-- BEGIN Excerpted records --

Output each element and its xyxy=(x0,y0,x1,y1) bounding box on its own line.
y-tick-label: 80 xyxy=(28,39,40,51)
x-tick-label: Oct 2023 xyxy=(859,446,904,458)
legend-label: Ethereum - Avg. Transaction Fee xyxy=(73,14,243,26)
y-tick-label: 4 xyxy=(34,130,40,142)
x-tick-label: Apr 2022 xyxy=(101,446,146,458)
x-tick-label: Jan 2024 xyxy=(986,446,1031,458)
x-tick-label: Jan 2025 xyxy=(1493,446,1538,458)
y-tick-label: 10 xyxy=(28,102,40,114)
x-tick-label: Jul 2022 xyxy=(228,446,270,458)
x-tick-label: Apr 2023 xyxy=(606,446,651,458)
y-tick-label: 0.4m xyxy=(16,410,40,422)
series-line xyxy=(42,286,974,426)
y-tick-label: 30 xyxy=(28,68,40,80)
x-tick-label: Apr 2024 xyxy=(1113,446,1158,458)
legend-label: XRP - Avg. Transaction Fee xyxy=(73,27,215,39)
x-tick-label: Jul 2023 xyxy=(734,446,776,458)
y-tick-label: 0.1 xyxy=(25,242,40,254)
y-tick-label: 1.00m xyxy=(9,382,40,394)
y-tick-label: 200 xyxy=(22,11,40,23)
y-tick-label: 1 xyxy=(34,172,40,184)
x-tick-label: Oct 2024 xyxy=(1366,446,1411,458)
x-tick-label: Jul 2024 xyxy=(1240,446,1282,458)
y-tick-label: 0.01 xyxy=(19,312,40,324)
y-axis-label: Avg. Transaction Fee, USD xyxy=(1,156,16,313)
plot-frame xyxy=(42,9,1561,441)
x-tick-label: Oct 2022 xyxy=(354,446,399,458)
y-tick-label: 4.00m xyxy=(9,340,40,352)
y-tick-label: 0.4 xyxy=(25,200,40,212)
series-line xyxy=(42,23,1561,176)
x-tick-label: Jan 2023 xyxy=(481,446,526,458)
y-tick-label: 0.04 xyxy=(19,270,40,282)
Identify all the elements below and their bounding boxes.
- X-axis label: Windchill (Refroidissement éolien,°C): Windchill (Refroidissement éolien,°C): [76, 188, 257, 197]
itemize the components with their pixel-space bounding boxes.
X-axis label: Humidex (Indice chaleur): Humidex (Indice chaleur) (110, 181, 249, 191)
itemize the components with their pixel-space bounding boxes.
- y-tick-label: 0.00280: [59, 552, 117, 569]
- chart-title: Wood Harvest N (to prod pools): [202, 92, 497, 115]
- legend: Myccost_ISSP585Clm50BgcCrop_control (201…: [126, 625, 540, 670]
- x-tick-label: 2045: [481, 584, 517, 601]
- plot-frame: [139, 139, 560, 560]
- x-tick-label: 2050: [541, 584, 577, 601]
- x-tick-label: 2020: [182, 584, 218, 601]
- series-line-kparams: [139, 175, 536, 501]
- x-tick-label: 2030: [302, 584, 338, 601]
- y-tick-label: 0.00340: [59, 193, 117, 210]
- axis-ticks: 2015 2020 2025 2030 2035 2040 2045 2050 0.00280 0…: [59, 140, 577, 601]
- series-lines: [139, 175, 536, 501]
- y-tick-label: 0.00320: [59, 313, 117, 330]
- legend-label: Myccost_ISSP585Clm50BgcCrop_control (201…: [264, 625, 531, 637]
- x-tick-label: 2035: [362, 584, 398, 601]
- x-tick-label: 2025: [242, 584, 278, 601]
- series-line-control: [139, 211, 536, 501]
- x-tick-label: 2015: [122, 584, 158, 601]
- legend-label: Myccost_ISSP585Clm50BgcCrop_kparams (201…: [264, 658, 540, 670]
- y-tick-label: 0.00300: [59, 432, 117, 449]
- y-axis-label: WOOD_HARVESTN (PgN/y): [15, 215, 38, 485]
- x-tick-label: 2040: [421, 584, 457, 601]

-- END Excerpted records --

Brief
Render every line of the entries above as a JSON list of strings, one string per line, leaving out blank lines.

Response to this exercise
[
  "Output each element and its xyxy=(x0,y0,x1,y1) bounding box on its own line.",
  "y-tick-label: 80 xyxy=(28,39,40,51)",
  "x-tick-label: Oct 2023 xyxy=(859,446,904,458)",
  "legend-label: Ethereum - Avg. Transaction Fee xyxy=(73,14,243,26)",
  "y-tick-label: 4 xyxy=(34,130,40,142)",
  "x-tick-label: Apr 2022 xyxy=(101,446,146,458)",
  "x-tick-label: Jan 2024 xyxy=(986,446,1031,458)",
  "x-tick-label: Jan 2025 xyxy=(1493,446,1538,458)",
  "y-tick-label: 10 xyxy=(28,102,40,114)",
  "x-tick-label: Jul 2022 xyxy=(228,446,270,458)",
  "x-tick-label: Apr 2023 xyxy=(606,446,651,458)",
  "y-tick-label: 0.4m xyxy=(16,410,40,422)",
  "series-line xyxy=(42,286,974,426)",
  "y-tick-label: 30 xyxy=(28,68,40,80)",
  "x-tick-label: Apr 2024 xyxy=(1113,446,1158,458)",
  "legend-label: XRP - Avg. Transaction Fee xyxy=(73,27,215,39)",
  "x-tick-label: Jul 2023 xyxy=(734,446,776,458)",
  "y-tick-label: 0.1 xyxy=(25,242,40,254)",
  "y-tick-label: 1.00m xyxy=(9,382,40,394)",
  "y-tick-label: 200 xyxy=(22,11,40,23)",
  "y-tick-label: 1 xyxy=(34,172,40,184)",
  "x-tick-label: Oct 2024 xyxy=(1366,446,1411,458)",
  "x-tick-label: Jul 2024 xyxy=(1240,446,1282,458)",
  "y-tick-label: 0.01 xyxy=(19,312,40,324)",
  "y-axis-label: Avg. Transaction Fee, USD xyxy=(1,156,16,313)",
  "plot-frame xyxy=(42,9,1561,441)",
  "x-tick-label: Oct 2022 xyxy=(354,446,399,458)",
  "y-tick-label: 4.00m xyxy=(9,340,40,352)",
  "y-tick-label: 0.4 xyxy=(25,200,40,212)",
  "series-line xyxy=(42,23,1561,176)",
  "x-tick-label: Jan 2023 xyxy=(481,446,526,458)",
  "y-tick-label: 0.04 xyxy=(19,270,40,282)",
  "Identify all the elements below and their bounding boxes.",
  "- X-axis label: Windchill (Refroidissement éolien,°C): Windchill (Refroidissement éolien,°C): [76, 188, 257, 197]",
  "itemize the components with their pixel-space bounding boxes.",
  "X-axis label: Humidex (Indice chaleur): Humidex (Indice chaleur) (110, 181, 249, 191)",
  "itemize the components with their pixel-space bounding boxes.",
  "- y-tick-label: 0.00280: [59, 552, 117, 569]",
  "- chart-title: Wood Harvest N (to prod pools): [202, 92, 497, 115]",
  "- legend: Myccost_ISSP585Clm50BgcCrop_control (201…: [126, 625, 540, 670]",
  "- x-tick-label: 2045: [481, 584, 517, 601]",
  "- plot-frame: [139, 139, 560, 560]",
  "- x-tick-label: 2050: [541, 584, 577, 601]",
  "- x-tick-label: 2020: [182, 584, 218, 601]",
  "- series-line-kparams: [139, 175, 536, 501]",
  "- x-tick-label: 2030: [302, 584, 338, 601]",
  "- y-tick-label: 0.00340: [59, 193, 117, 210]",
  "- axis-ticks: 2015 2020 2025 2030 2035 2040 2045 2050 0.00280 0…: [59, 140, 577, 601]",
  "- series-lines: [139, 175, 536, 501]",
  "- y-tick-label: 0.00320: [59, 313, 117, 330]",
  "- legend-label: Myccost_ISSP585Clm50BgcCrop_control (201…: [264, 625, 531, 637]",
  "- x-tick-label: 2035: [362, 584, 398, 601]",
  "- x-tick-label: 2025: [242, 584, 278, 601]",
  "- series-line-control: [139, 211, 536, 501]",
  "- x-tick-label: 2015: [122, 584, 158, 601]",
  "- legend-label: Myccost_ISSP585Clm50BgcCrop_kparams (201…: [264, 658, 540, 670]",
  "- y-tick-label: 0.00300: [59, 432, 117, 449]",
  "- y-axis-label: WOOD_HARVESTN (PgN/y): [15, 215, 38, 485]",
  "- x-tick-label: 2040: [421, 584, 457, 601]"
]